# Data entries:
————————

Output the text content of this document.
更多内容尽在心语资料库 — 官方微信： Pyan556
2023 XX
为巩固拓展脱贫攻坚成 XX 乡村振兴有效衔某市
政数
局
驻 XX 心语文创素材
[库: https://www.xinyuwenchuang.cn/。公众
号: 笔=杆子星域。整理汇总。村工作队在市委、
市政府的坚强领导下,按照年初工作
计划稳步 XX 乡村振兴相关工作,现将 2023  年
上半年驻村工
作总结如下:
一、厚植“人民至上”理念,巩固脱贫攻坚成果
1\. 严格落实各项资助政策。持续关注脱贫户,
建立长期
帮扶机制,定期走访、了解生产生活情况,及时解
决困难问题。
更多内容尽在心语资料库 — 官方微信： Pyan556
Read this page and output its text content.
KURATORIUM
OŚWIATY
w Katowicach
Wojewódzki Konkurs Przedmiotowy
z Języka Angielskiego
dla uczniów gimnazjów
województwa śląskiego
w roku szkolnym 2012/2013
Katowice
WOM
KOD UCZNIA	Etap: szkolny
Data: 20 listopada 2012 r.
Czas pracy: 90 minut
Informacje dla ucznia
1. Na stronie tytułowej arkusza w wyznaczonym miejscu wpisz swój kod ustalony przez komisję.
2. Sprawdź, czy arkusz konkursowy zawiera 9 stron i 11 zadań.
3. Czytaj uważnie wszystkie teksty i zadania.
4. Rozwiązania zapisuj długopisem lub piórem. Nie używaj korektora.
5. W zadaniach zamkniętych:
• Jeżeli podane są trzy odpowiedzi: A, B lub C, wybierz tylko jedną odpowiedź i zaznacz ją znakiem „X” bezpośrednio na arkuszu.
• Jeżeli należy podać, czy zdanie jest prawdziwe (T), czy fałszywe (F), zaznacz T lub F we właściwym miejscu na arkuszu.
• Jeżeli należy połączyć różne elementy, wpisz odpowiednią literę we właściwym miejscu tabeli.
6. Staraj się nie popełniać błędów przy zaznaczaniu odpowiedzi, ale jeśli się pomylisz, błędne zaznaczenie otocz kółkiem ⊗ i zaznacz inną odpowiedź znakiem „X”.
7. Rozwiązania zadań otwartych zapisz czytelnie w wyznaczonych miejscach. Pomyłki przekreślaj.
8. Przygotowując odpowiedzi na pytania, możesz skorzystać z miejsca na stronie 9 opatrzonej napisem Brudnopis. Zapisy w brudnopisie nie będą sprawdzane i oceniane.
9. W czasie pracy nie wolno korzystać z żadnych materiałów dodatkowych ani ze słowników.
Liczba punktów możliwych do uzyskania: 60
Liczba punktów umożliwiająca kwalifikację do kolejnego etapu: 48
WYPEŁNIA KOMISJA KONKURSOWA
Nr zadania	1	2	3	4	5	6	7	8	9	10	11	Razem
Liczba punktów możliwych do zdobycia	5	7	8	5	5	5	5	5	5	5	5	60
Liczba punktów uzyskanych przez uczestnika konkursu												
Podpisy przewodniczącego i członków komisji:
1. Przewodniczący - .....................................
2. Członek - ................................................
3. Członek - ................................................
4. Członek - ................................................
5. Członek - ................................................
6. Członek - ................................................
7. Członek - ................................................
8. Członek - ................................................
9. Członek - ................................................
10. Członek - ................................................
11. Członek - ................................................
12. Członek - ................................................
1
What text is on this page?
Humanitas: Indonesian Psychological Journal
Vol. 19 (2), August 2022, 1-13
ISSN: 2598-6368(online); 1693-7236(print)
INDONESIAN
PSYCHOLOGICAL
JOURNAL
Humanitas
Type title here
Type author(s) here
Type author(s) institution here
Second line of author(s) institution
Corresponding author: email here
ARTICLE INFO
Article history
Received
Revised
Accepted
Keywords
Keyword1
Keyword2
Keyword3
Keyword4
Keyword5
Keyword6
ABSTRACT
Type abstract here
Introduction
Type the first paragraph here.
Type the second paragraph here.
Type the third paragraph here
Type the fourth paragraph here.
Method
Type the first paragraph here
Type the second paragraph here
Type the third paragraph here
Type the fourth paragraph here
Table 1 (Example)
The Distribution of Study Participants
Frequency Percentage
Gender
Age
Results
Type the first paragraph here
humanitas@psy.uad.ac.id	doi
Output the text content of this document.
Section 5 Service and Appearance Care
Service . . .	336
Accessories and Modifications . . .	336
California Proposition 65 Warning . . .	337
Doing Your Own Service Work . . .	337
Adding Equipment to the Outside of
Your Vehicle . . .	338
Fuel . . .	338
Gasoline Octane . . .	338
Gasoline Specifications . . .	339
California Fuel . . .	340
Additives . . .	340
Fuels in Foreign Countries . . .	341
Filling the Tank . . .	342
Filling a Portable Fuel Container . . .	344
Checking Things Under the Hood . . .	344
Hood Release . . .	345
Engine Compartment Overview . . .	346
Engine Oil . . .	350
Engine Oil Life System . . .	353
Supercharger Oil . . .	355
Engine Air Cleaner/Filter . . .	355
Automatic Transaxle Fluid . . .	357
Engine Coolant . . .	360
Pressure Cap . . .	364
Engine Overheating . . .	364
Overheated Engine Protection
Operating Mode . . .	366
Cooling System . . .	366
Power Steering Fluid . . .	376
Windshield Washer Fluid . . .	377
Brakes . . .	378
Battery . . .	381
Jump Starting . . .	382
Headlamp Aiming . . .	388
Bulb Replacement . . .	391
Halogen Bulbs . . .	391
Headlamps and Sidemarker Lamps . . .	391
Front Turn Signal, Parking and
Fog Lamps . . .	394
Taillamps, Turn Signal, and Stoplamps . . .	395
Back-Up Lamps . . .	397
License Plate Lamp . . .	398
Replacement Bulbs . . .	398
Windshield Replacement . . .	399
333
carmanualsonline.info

————————

# Work to do:
Give back each line above precisely as it stands.

# Exercise result:
Output the text content of this document.
更多内容尽在心语资料库 — 官方微信： Pyan556
2023 XX
为巩固拓展脱贫攻坚成 XX 乡村振兴有效衔某市
政数
局
驻 XX 心语文创素材
[库: https://www.xinyuwenchuang.cn/。公众
号: 笔=杆子星域。整理汇总。村工作队在市委、
市政府的坚强领导下,按照年初工作
计划稳步 XX 乡村振兴相关工作,现将 2023  年
上半年驻村工
作总结如下:
一、厚植“人民至上”理念,巩固脱贫攻坚成果
1\. 严格落实各项资助政策。持续关注脱贫户,
建立长期
帮扶机制,定期走访、了解生产生活情况,及时解
决困难问题。
更多内容尽在心语资料库 — 官方微信： Pyan556
Read this page and output its text content.
KURATORIUM
OŚWIATY
w Katowicach
Wojewódzki Konkurs Przedmiotowy
z Języka Angielskiego
dla uczniów gimnazjów
województwa śląskiego
w roku szkolnym 2012/2013
Katowice
WOM
KOD UCZNIA	Etap: szkolny
Data: 20 listopada 2012 r.
Czas pracy: 90 minut
Informacje dla ucznia
1. Na stronie tytułowej arkusza w wyznaczonym miejscu wpisz swój kod ustalony przez komisję.
2. Sprawdź, czy arkusz konkursowy zawiera 9 stron i 11 zadań.
3. Czytaj uważnie wszystkie teksty i zadania.
4. Rozwiązania zapisuj długopisem lub piórem. Nie używaj korektora.
5. W zadaniach zamkniętych:
• Jeżeli podane są trzy odpowiedzi: A, B lub C, wybierz tylko jedną odpowiedź i zaznacz ją znakiem „X” bezpośrednio na arkuszu.
• Jeżeli należy podać, czy zdanie jest prawdziwe (T), czy fałszywe (F), zaznacz T lub F we właściwym miejscu na arkuszu.
• Jeżeli należy połączyć różne elementy, wpisz odpowiednią literę we właściwym miejscu tabeli.
6. Staraj się nie popełniać błędów przy zaznaczaniu odpowiedzi, ale jeśli się pomylisz, błędne zaznaczenie otocz kółkiem ⊗ i zaznacz inną odpowiedź znakiem „X”.
7. Rozwiązania zadań otwartych zapisz czytelnie w wyznaczonych miejscach. Pomyłki przekreślaj.
8. Przygotowując odpowiedzi na pytania, możesz skorzystać z miejsca na stronie 9 opatrzonej napisem Brudnopis. Zapisy w brudnopisie nie będą sprawdzane i oceniane.
9. W czasie pracy nie wolno korzystać z żadnych materiałów dodatkowych ani ze słowników.
Liczba punktów możliwych do uzyskania: 60
Liczba punktów umożliwiająca kwalifikację do kolejnego etapu: 48
WYPEŁNIA KOMISJA KONKURSOWA
Nr zadania	1	2	3	4	5	6	7	8	9	10	11	Razem
Liczba punktów możliwych do zdobycia	5	7	8	5	5	5	5	5	5	5	5	60
Liczba punktów uzyskanych przez uczestnika konkursu												
Podpisy przewodniczącego i członków komisji:
1. Przewodniczący - .....................................
2. Członek - ................................................
3. Członek - ................................................
4. Członek - ................................................
5. Członek - ................................................
6. Członek - ................................................
7. Członek - ................................................
8. Członek - ................................................
9. Członek - ................................................
10. Członek - ................................................
11. Członek - ................................................
12. Członek - ................................................
1
What text is on this page?
Humanitas: Indonesian Psychological Journal
Vol. 19 (2), August 2022, 1-13
ISSN: 2598-6368(online); 1693-7236(print)
INDONESIAN
PSYCHOLOGICAL
JOURNAL
Humanitas
Type title here
Type author(s) here
Type author(s) institution here
Second line of author(s) institution
Corresponding author: email here
ARTICLE INFO
Article history
Received
Revised
Accepted
Keywords
Keyword1
Keyword2
Keyword3
Keyword4
Keyword5
Keyword6
ABSTRACT
Type abstract here
Introduction
Type the first paragraph here.
Type the second paragraph here.
Type the third paragraph here
Type the fourth paragraph here.
Method
Type the first paragraph here
Type the second paragraph here
Type the third paragraph here
Type the fourth paragraph here
Table 1 (Example)
The Distribution of Study Participants
Frequency Percentage
Gender
Age
Results
Type the first paragraph here
humanitas@psy.uad.ac.id	doi
Output the text content of this document.
Section 5 Service and Appearance Care
Service . . .	336
Accessories and Modifications . . .	336
California Proposition 65 Warning . . .	337
Doing Your Own Service Work . . .	337
Adding Equipment to the Outside of
Your Vehicle . . .	338
Fuel . . .	338
Gasoline Octane . . .	338
Gasoline Specifications . . .	339
California Fuel . . .	340
Additives . . .	340
Fuels in Foreign Countries . . .	341
Filling the Tank . . .	342
Filling a Portable Fuel Container . . .	344
Checking Things Under the Hood . . .	344
Hood Release . . .	345
Engine Compartment Overview . . .	346
Engine Oil . . .	350
Engine Oil Life System . . .	353
Supercharger Oil . . .	355
Engine Air Cleaner/Filter . . .	355
Automatic Transaxle Fluid . . .	357
Engine Coolant . . .	360
Pressure Cap . . .	364
Engine Overheating . . .	364
Overheated Engine Protection
Operating Mode . . .	366
Cooling System . . .	366
Power Steering Fluid . . .	376
Windshield Washer Fluid . . .	377
Brakes . . .	378
Battery . . .	381
Jump Starting . . .	382
Headlamp Aiming . . .	388
Bulb Replacement . . .	391
Halogen Bulbs . . .	391
Headlamps and Sidemarker Lamps . . .	391
Front Turn Signal, Parking and
Fog Lamps . . .	394
Taillamps, Turn Signal, and Stoplamps . . .	395
Back-Up Lamps . . .	397
License Plate Lamp . . .	398
Replacement Bulbs . . .	398
Windshield Replacement . . .	399
333
carmanualsonline.info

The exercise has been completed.